* STATED PROBLEM *
The entire listing is to be repeated verbatim.

* RECORDS FOR THIS TASK *
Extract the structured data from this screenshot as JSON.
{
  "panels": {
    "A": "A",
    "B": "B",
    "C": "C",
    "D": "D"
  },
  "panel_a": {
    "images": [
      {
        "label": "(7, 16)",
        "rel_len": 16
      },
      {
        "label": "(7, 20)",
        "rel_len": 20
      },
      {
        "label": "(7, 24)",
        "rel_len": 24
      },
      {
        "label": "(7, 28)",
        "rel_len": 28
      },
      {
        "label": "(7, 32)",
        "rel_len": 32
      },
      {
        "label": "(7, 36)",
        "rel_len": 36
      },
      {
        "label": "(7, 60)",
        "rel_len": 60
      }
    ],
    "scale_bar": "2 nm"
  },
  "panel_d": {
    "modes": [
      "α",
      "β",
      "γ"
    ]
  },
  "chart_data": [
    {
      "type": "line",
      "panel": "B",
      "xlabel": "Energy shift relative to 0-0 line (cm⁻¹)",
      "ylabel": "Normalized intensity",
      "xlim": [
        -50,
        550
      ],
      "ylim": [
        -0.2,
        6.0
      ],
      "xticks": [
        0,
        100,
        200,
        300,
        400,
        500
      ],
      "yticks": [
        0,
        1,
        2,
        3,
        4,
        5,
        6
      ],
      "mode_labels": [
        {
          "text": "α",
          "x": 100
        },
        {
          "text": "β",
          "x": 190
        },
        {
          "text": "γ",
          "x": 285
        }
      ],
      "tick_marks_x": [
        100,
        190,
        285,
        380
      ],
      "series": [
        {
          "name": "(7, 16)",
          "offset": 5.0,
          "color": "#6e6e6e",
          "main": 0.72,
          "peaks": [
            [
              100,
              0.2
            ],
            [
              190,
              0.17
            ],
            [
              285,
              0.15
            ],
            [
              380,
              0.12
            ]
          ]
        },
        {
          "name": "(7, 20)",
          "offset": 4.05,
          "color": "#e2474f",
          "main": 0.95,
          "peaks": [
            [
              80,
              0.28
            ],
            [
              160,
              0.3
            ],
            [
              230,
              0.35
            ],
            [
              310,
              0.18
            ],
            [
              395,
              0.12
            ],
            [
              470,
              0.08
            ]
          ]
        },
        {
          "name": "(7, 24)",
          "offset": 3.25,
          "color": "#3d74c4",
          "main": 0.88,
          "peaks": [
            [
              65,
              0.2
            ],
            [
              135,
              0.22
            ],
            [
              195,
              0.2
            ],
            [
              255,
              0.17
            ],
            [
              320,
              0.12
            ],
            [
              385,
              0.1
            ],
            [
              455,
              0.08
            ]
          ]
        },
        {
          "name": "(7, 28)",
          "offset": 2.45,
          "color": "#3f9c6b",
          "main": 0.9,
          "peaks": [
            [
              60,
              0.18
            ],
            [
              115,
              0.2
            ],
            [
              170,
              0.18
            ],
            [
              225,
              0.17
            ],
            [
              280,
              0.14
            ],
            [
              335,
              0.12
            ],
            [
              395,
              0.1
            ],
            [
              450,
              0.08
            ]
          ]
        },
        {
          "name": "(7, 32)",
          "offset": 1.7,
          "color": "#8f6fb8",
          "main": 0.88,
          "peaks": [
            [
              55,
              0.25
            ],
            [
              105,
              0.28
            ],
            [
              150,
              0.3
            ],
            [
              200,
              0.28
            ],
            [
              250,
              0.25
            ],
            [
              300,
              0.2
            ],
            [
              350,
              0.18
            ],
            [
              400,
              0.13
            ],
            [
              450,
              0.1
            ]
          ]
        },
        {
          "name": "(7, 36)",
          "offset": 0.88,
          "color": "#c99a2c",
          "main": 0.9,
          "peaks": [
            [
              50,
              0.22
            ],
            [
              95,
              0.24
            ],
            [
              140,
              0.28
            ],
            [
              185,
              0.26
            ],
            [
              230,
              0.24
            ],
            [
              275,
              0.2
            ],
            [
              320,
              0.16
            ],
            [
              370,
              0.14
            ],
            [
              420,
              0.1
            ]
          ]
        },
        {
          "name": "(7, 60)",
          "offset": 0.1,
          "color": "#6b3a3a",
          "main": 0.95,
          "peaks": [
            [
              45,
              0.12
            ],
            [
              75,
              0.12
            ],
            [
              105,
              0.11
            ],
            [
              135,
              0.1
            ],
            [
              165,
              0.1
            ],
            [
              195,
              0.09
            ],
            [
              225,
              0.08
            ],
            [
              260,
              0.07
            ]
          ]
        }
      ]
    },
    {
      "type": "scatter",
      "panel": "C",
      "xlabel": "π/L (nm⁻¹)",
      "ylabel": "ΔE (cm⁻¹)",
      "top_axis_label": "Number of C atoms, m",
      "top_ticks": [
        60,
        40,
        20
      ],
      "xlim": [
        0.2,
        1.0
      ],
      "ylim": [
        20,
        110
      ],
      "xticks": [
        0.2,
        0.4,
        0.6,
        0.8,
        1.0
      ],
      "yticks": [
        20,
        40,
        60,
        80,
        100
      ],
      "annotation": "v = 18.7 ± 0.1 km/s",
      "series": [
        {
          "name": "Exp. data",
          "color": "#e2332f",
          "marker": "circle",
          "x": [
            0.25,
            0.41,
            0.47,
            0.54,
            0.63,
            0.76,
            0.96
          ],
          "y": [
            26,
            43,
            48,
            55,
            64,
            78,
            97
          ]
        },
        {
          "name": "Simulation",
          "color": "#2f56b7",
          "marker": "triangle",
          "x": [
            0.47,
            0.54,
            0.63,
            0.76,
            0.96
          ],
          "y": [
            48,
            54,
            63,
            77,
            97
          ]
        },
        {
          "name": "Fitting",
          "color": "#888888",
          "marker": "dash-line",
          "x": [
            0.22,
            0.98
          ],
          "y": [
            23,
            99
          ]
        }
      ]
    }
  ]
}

* RESPONSE TO THE TASK *
Extract the structured data from this screenshot as JSON.
{
  "panels": {
    "A": "A",
    "B": "B",
    "C": "C",
    "D": "D"
  },
  "panel_a": {
    "images": [
      {
        "label": "(7, 16)",
        "rel_len": 16
      },
      {
        "label": "(7, 20)",
        "rel_len": 20
      },
      {
        "label": "(7, 24)",
        "rel_len": 24
      },
      {
        "label": "(7, 28)",
        "rel_len": 28
      },
      {
        "label": "(7, 32)",
        "rel_len": 32
      },
      {
        "label": "(7, 36)",
        "rel_len": 36
      },
      {
        "label": "(7, 60)",
        "rel_len": 60
      }
    ],
    "scale_bar": "2 nm"
  },
  "panel_d": {
    "modes": [
      "α",
      "β",
      "γ"
    ]
  },
  "chart_data": [
    {
      "type": "line",
      "panel": "B",
      "xlabel": "Energy shift relative to 0-0 line (cm⁻¹)",
      "ylabel": "Normalized intensity",
      "xlim": [
        -50,
        550
      ],
      "ylim": [
        -0.2,
        6.0
      ],
      "xticks": [
        0,
        100,
        200,
        300,
        400,
        500
      ],
      "yticks": [
        0,
        1,
        2,
        3,
        4,
        5,
        6
      ],
      "mode_labels": [
        {
          "text": "α",
          "x": 100
        },
        {
          "text": "β",
          "x": 190
        },
        {
          "text": "γ",
          "x": 285
        }
      ],
      "tick_marks_x": [
        100,
        190,
        285,
        380
      ],
      "series": [
        {
          "name": "(7, 16)",
          "offset": 5.0,
          "color": "#6e6e6e",
          "main": 0.72,
          "peaks": [
            [
              100,
              0.2
            ],
            [
              190,
              0.17
            ],
            [
              285,
              0.15
            ],
            [
              380,
              0.12
            ]
          ]
        },
        {
          "name": "(7, 20)",
          "offset": 4.05,
          "color": "#e2474f",
          "main": 0.95,
          "peaks": [
            [
              80,
              0.28
            ],
            [
              160,
              0.3
            ],
            [
              230,
              0.35
            ],
            [
              310,
              0.18
            ],
            [
              395,
              0.12
            ],
            [
              470,
              0.08
            ]
          ]
        },
        {
          "name": "(7, 24)",
          "offset": 3.25,
          "color": "#3d74c4",
          "main": 0.88,
          "peaks": [
            [
              65,
              0.2
            ],
            [
              135,
              0.22
            ],
            [
              195,
              0.2
            ],
            [
              255,
              0.17
            ],
            [
              320,
              0.12
            ],
            [
              385,
              0.1
            ],
            [
              455,
              0.08
            ]
          ]
        },
        {
          "name": "(7, 28)",
          "offset": 2.45,
          "color": "#3f9c6b",
          "main": 0.9,
          "peaks": [
            [
              60,
              0.18
            ],
            [
              115,
              0.2
            ],
            [
              170,
              0.18
            ],
            [
              225,
              0.17
            ],
            [
              280,
              0.14
            ],
            [
              335,
              0.12
            ],
            [
              395,
              0.1
            ],
            [
              450,
              0.08
            ]
          ]
        },
        {
          "name": "(7, 32)",
          "offset": 1.7,
          "color": "#8f6fb8",
          "main": 0.88,
          "peaks": [
            [
              55,
              0.25
            ],
            [
              105,
              0.28
            ],
            [
              150,
              0.3
            ],
            [
              200,
              0.28
            ],
            [
              250,
              0.25
            ],
            [
              300,
              0.2
            ],
            [
              350,
              0.18
            ],
            [
              400,
              0.13
            ],
            [
              450,
              0.1
            ]
          ]
        },
        {
          "name": "(7, 36)",
          "offset": 0.88,
          "color": "#c99a2c",
          "main": 0.9,
          "peaks": [
            [
              50,
              0.22
            ],
            [
              95,
              0.24
            ],
            [
              140,
              0.28
            ],
            [
              185,
              0.26
            ],
            [
              230,
              0.24
            ],
            [
              275,
              0.2
            ],
            [
              320,
              0.16
            ],
            [
              370,
              0.14
            ],
            [
              420,
              0.1
            ]
          ]
        },
        {
          "name": "(7, 60)",
          "offset": 0.1,
          "color": "#6b3a3a",
          "main": 0.95,
          "peaks": [
            [
              45,
              0.12
            ],
            [
              75,
              0.12
            ],
            [
              105,
              0.11
            ],
            [
              135,
              0.1
            ],
            [
              165,
              0.1
            ],
            [
              195,
              0.09
            ],
            [
              225,
              0.08
            ],
            [
              260,
              0.07
            ]
          ]
        }
      ]
    },
    {
      "type": "scatter",
      "panel": "C",
      "xlabel": "π/L (nm⁻¹)",
      "ylabel": "ΔE (cm⁻¹)",
      "top_axis_label": "Number of C atoms, m",
      "top_ticks": [
        60,
        40,
        20
      ],
      "xlim": [
        0.2,
        1.0
      ],
      "ylim": [
        20,
        110
      ],
      "xticks": [
        0.2,
        0.4,
        0.6,
        0.8,
        1.0
      ],
      "yticks": [
        20,
        40,
        60,
        80,
        100
      ],
      "annotation": "v = 18.7 ± 0.1 km/s",
      "series": [
        {
          "name": "Exp. data",
          "color": "#e2332f",
          "marker": "circle",
          "x": [
            0.25,
            0.41,
            0.47,
            0.54,
            0.63,
            0.76,
            0.96
          ],
          "y": [
            26,
            43,
            48,
            55,
            64,
            78,
            97
          ]
        },
        {
          "name": "Simulation",
          "color": "#2f56b7",
          "marker": "triangle",
          "x": [
            0.47,
            0.54,
            0.63,
            0.76,
            0.96
          ],
          "y": [
            48,
            54,
            63,
            77,
            97
          ]
        },
        {
          "name": "Fitting",
          "color": "#888888",
          "marker": "dash-line",
          "x": [
            0.22,
            0.98
          ],
          "y": [
            23,
            99
          ]
        }
      ]
    }
  ]
}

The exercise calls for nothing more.